# Data for processing:
▼
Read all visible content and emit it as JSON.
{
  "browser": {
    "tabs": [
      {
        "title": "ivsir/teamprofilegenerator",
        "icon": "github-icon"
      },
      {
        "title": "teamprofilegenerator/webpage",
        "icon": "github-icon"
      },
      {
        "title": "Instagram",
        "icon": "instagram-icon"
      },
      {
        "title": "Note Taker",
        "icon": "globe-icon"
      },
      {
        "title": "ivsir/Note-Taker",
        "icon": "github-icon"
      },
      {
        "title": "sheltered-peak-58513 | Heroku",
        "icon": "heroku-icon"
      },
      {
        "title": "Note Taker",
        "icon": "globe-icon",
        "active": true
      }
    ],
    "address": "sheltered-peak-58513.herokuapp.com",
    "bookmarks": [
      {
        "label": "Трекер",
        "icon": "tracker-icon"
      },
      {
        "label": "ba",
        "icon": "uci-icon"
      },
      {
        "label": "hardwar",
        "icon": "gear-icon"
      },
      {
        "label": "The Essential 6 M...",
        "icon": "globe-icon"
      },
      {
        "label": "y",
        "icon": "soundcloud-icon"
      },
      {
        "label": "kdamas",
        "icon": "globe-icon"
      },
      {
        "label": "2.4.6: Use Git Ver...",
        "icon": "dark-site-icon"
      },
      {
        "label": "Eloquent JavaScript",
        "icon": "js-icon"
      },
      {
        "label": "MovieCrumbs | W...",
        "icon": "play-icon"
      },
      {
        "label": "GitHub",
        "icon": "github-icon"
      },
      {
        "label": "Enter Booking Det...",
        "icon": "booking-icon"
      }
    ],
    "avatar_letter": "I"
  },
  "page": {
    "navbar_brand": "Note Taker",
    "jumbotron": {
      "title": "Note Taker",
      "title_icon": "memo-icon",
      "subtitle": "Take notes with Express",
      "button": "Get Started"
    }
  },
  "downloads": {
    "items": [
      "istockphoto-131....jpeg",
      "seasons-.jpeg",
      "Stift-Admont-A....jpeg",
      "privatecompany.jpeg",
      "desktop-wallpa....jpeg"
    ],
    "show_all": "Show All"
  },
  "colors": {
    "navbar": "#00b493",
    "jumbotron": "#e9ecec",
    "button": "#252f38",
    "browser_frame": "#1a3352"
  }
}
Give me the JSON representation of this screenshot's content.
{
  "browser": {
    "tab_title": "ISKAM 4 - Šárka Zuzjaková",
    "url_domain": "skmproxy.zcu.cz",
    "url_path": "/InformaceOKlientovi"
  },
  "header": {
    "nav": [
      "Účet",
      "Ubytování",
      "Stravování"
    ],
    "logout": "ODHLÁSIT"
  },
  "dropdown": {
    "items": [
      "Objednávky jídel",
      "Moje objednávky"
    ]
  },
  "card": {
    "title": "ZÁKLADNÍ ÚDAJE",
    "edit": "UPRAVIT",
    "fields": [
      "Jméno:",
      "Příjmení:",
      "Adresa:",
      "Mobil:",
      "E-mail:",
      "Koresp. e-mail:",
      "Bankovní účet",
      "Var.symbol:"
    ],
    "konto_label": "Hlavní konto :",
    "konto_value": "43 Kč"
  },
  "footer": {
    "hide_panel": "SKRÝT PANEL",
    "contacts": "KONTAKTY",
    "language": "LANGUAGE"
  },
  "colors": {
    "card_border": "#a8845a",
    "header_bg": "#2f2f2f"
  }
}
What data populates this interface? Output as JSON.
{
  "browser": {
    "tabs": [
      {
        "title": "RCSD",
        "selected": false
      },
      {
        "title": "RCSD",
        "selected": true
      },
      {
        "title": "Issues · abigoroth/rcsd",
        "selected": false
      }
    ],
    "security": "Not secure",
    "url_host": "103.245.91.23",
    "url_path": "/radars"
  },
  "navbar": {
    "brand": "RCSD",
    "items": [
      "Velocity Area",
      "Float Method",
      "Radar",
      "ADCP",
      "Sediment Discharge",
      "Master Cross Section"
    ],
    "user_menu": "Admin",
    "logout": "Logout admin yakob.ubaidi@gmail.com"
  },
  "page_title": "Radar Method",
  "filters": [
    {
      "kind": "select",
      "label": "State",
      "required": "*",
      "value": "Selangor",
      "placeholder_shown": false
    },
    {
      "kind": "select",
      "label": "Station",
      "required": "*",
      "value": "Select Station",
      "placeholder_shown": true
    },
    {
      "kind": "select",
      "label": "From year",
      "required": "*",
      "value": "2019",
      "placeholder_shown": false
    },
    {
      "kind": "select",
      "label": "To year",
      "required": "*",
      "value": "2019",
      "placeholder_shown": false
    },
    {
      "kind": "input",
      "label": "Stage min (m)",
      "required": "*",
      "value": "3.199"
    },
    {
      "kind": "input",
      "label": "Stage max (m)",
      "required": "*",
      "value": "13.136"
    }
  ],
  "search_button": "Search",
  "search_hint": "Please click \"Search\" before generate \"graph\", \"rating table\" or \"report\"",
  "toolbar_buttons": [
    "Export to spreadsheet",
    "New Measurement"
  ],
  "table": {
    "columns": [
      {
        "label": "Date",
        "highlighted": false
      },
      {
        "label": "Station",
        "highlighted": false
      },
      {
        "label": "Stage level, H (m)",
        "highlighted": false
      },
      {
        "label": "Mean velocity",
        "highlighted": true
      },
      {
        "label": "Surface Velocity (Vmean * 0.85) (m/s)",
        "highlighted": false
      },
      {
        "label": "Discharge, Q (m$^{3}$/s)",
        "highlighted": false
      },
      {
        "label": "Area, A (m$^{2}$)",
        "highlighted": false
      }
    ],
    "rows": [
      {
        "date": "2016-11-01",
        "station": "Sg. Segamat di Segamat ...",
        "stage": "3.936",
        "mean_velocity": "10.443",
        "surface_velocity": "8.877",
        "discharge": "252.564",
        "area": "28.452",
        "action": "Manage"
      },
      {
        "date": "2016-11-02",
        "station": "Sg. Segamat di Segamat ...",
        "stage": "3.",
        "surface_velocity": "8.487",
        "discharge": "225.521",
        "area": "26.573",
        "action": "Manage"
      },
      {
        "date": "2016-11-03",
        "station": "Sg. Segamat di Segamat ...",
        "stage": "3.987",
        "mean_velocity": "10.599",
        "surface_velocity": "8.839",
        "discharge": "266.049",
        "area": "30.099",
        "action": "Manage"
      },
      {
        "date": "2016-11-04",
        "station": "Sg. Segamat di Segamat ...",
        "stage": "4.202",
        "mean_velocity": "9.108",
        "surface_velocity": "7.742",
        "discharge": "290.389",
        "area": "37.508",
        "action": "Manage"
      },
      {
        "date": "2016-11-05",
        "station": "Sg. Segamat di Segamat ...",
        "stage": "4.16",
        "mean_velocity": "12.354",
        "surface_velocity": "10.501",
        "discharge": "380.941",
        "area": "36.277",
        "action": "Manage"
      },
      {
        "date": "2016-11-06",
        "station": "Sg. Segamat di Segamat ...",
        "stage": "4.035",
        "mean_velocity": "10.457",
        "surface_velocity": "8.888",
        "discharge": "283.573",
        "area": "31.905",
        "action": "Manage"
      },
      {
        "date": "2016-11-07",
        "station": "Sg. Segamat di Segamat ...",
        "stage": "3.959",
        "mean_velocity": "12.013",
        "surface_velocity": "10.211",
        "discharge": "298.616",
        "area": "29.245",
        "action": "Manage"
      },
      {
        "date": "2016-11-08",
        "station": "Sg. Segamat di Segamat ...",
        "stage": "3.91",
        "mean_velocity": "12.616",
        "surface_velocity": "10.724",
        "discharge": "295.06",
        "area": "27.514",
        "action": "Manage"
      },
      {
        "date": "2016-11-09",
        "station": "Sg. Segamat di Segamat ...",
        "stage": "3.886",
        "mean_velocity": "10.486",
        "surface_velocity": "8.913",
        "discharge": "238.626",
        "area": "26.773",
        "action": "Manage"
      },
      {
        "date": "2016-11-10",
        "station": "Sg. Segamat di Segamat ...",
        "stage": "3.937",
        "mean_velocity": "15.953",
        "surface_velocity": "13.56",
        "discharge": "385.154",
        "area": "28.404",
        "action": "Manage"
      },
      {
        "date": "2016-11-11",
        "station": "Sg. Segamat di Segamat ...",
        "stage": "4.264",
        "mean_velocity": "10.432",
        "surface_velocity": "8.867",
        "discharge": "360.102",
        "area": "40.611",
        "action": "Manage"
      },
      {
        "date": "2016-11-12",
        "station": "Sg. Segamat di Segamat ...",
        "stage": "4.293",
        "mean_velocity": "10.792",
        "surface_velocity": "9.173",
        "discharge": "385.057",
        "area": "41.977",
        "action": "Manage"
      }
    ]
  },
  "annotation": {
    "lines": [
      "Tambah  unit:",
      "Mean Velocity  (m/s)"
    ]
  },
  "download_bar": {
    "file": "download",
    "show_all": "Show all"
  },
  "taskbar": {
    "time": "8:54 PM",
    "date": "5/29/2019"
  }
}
▲
Which lines contain "true"? Copy each of them.

# Solution to this exercise:
        "active": true
        "selected": true
      "placeholder_shown": true
        "highlighted": true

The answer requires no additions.